INFORMATION SUPPLIED:
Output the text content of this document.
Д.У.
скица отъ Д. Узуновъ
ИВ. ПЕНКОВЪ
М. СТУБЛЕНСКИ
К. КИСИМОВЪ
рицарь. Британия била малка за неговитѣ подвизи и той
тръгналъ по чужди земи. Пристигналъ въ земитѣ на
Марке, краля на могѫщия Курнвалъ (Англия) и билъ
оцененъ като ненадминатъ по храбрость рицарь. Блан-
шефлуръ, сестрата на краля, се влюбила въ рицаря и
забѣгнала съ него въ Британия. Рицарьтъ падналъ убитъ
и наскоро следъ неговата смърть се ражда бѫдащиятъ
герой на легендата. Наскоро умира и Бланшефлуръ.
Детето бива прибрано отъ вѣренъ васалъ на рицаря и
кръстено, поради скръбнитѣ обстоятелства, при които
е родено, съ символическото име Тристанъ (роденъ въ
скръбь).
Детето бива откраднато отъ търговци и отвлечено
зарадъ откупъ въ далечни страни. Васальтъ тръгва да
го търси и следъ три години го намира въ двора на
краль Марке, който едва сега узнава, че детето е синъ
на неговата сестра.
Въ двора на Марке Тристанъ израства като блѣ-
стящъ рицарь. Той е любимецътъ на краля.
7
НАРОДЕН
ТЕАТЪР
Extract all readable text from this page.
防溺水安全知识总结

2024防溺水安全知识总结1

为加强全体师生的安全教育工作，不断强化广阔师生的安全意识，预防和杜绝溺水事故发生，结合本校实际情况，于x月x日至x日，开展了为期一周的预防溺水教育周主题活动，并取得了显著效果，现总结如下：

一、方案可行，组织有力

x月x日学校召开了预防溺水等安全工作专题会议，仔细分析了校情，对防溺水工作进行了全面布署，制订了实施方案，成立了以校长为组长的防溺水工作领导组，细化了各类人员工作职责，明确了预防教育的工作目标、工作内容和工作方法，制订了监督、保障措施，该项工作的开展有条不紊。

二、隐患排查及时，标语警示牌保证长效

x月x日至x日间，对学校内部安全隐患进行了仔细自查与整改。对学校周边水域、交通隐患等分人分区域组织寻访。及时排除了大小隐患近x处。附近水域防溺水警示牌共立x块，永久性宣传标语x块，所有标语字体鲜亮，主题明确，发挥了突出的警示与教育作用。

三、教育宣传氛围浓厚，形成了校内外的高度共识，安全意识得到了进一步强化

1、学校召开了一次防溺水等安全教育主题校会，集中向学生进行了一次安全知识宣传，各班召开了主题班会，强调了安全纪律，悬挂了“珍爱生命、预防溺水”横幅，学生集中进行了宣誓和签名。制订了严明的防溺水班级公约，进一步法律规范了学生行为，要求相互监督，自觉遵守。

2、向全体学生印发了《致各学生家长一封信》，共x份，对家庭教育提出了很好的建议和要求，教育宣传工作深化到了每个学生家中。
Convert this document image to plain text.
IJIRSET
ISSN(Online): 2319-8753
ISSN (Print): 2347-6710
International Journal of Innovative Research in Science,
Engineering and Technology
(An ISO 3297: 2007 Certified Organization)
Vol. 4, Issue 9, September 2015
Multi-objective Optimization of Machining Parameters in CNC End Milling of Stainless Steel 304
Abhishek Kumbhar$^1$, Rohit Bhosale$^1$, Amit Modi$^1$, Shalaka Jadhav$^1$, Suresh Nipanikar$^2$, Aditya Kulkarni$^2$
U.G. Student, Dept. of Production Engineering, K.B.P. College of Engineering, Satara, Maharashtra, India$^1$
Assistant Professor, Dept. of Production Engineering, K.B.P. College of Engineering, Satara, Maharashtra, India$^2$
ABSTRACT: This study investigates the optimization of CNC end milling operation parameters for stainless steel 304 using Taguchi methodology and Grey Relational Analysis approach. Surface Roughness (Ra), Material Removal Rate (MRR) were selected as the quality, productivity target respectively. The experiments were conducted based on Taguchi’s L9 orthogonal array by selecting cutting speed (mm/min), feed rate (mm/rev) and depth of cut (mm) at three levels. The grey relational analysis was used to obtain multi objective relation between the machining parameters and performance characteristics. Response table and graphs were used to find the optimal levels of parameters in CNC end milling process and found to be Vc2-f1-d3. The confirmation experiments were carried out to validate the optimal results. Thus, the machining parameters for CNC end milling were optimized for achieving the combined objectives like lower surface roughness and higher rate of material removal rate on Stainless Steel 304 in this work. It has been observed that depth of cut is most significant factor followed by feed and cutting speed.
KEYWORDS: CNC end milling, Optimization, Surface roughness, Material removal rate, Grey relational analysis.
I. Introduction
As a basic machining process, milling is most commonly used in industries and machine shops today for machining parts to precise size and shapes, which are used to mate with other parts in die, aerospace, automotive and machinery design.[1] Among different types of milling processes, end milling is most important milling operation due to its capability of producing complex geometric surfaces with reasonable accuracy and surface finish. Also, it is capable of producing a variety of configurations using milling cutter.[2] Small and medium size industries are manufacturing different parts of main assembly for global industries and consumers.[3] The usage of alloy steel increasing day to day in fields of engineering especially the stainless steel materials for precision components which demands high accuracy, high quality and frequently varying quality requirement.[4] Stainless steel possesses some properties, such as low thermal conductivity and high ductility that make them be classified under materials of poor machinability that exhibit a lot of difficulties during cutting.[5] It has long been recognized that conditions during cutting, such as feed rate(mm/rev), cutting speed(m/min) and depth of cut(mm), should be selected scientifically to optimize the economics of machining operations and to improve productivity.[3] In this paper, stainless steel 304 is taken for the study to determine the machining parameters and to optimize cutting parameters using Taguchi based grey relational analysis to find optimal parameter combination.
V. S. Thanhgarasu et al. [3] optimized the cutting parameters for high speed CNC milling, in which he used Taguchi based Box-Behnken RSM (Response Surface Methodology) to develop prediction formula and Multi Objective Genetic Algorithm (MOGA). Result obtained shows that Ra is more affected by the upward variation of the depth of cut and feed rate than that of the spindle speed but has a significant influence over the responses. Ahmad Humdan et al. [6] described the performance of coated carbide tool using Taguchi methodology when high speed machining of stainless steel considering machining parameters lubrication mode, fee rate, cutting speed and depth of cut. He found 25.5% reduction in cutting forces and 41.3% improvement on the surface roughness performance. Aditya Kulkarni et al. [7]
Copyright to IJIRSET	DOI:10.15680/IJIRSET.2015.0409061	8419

TASK GOAL: Extract the data in full. Keep it word for word.

ANSWER TO THIS PROBLEM:
Output the text content of this document.
Д.У.
скица отъ Д. Узуновъ
ИВ. ПЕНКОВЪ
М. СТУБЛЕНСКИ
К. КИСИМОВЪ
рицарь. Британия била малка за неговитѣ подвизи и той
тръгналъ по чужди земи. Пристигналъ въ земитѣ на
Марке, краля на могѫщия Курнвалъ (Англия) и билъ
оцененъ като ненадминатъ по храбрость рицарь. Блан-
шефлуръ, сестрата на краля, се влюбила въ рицаря и
забѣгнала съ него въ Британия. Рицарьтъ падналъ убитъ
и наскоро следъ неговата смърть се ражда бѫдащиятъ
герой на легендата. Наскоро умира и Бланшефлуръ.
Детето бива прибрано отъ вѣренъ васалъ на рицаря и
кръстено, поради скръбнитѣ обстоятелства, при които
е родено, съ символическото име Тристанъ (роденъ въ
скръбь).
Детето бива откраднато отъ търговци и отвлечено
зарадъ откупъ въ далечни страни. Васальтъ тръгва да
го търси и следъ три години го намира въ двора на
краль Марке, който едва сега узнава, че детето е синъ
на неговата сестра.
Въ двора на Марке Тристанъ израства като блѣ-
стящъ рицарь. Той е любимецътъ на краля.
7
НАРОДЕН
ТЕАТЪР
Extract all readable text from this page.
防溺水安全知识总结

2024防溺水安全知识总结1

为加强全体师生的安全教育工作，不断强化广阔师生的安全意识，预防和杜绝溺水事故发生，结合本校实际情况，于x月x日至x日，开展了为期一周的预防溺水教育周主题活动，并取得了显著效果，现总结如下：

一、方案可行，组织有力

x月x日学校召开了预防溺水等安全工作专题会议，仔细分析了校情，对防溺水工作进行了全面布署，制订了实施方案，成立了以校长为组长的防溺水工作领导组，细化了各类人员工作职责，明确了预防教育的工作目标、工作内容和工作方法，制订了监督、保障措施，该项工作的开展有条不紊。

二、隐患排查及时，标语警示牌保证长效

x月x日至x日间，对学校内部安全隐患进行了仔细自查与整改。对学校周边水域、交通隐患等分人分区域组织寻访。及时排除了大小隐患近x处。附近水域防溺水警示牌共立x块，永久性宣传标语x块，所有标语字体鲜亮，主题明确，发挥了突出的警示与教育作用。

三、教育宣传氛围浓厚，形成了校内外的高度共识，安全意识得到了进一步强化

1、学校召开了一次防溺水等安全教育主题校会，集中向学生进行了一次安全知识宣传，各班召开了主题班会，强调了安全纪律，悬挂了“珍爱生命、预防溺水”横幅，学生集中进行了宣誓和签名。制订了严明的防溺水班级公约，进一步法律规范了学生行为，要求相互监督，自觉遵守。

2、向全体学生印发了《致各学生家长一封信》，共x份，对家庭教育提出了很好的建议和要求，教育宣传工作深化到了每个学生家中。
Convert this document image to plain text.
IJIRSET
ISSN(Online): 2319-8753
ISSN (Print): 2347-6710
International Journal of Innovative Research in Science,
Engineering and Technology
(An ISO 3297: 2007 Certified Organization)
Vol. 4, Issue 9, September 2015
Multi-objective Optimization of Machining Parameters in CNC End Milling of Stainless Steel 304
Abhishek Kumbhar$^1$, Rohit Bhosale$^1$, Amit Modi$^1$, Shalaka Jadhav$^1$, Suresh Nipanikar$^2$, Aditya Kulkarni$^2$
U.G. Student, Dept. of Production Engineering, K.B.P. College of Engineering, Satara, Maharashtra, India$^1$
Assistant Professor, Dept. of Production Engineering, K.B.P. College of Engineering, Satara, Maharashtra, India$^2$
ABSTRACT: This study investigates the optimization of CNC end milling operation parameters for stainless steel 304 using Taguchi methodology and Grey Relational Analysis approach. Surface Roughness (Ra), Material Removal Rate (MRR) were selected as the quality, productivity target respectively. The experiments were conducted based on Taguchi’s L9 orthogonal array by selecting cutting speed (mm/min), feed rate (mm/rev) and depth of cut (mm) at three levels. The grey relational analysis was used to obtain multi objective relation between the machining parameters and performance characteristics. Response table and graphs were used to find the optimal levels of parameters in CNC end milling process and found to be Vc2-f1-d3. The confirmation experiments were carried out to validate the optimal results. Thus, the machining parameters for CNC end milling were optimized for achieving the combined objectives like lower surface roughness and higher rate of material removal rate on Stainless Steel 304 in this work. It has been observed that depth of cut is most significant factor followed by feed and cutting speed.
KEYWORDS: CNC end milling, Optimization, Surface roughness, Material removal rate, Grey relational analysis.
I. Introduction
As a basic machining process, milling is most commonly used in industries and machine shops today for machining parts to precise size and shapes, which are used to mate with other parts in die, aerospace, automotive and machinery design.[1] Among different types of milling processes, end milling is most important milling operation due to its capability of producing complex geometric surfaces with reasonable accuracy and surface finish. Also, it is capable of producing a variety of configurations using milling cutter.[2] Small and medium size industries are manufacturing different parts of main assembly for global industries and consumers.[3] The usage of alloy steel increasing day to day in fields of engineering especially the stainless steel materials for precision components which demands high accuracy, high quality and frequently varying quality requirement.[4] Stainless steel possesses some properties, such as low thermal conductivity and high ductility that make them be classified under materials of poor machinability that exhibit a lot of difficulties during cutting.[5] It has long been recognized that conditions during cutting, such as feed rate(mm/rev), cutting speed(m/min) and depth of cut(mm), should be selected scientifically to optimize the economics of machining operations and to improve productivity.[3] In this paper, stainless steel 304 is taken for the study to determine the machining parameters and to optimize cutting parameters using Taguchi based grey relational analysis to find optimal parameter combination.
V. S. Thanhgarasu et al. [3] optimized the cutting parameters for high speed CNC milling, in which he used Taguchi based Box-Behnken RSM (Response Surface Methodology) to develop prediction formula and Multi Objective Genetic Algorithm (MOGA). Result obtained shows that Ra is more affected by the upward variation of the depth of cut and feed rate than that of the spindle speed but has a significant influence over the responses. Ahmad Humdan et al. [6] described the performance of coated carbide tool using Taguchi methodology when high speed machining of stainless steel considering machining parameters lubrication mode, fee rate, cutting speed and depth of cut. He found 25.5% reduction in cutting forces and 41.3% improvement on the surface roughness performance. Aditya Kulkarni et al. [7]
Copyright to IJIRSET	DOI:10.15680/IJIRSET.2015.0409061	8419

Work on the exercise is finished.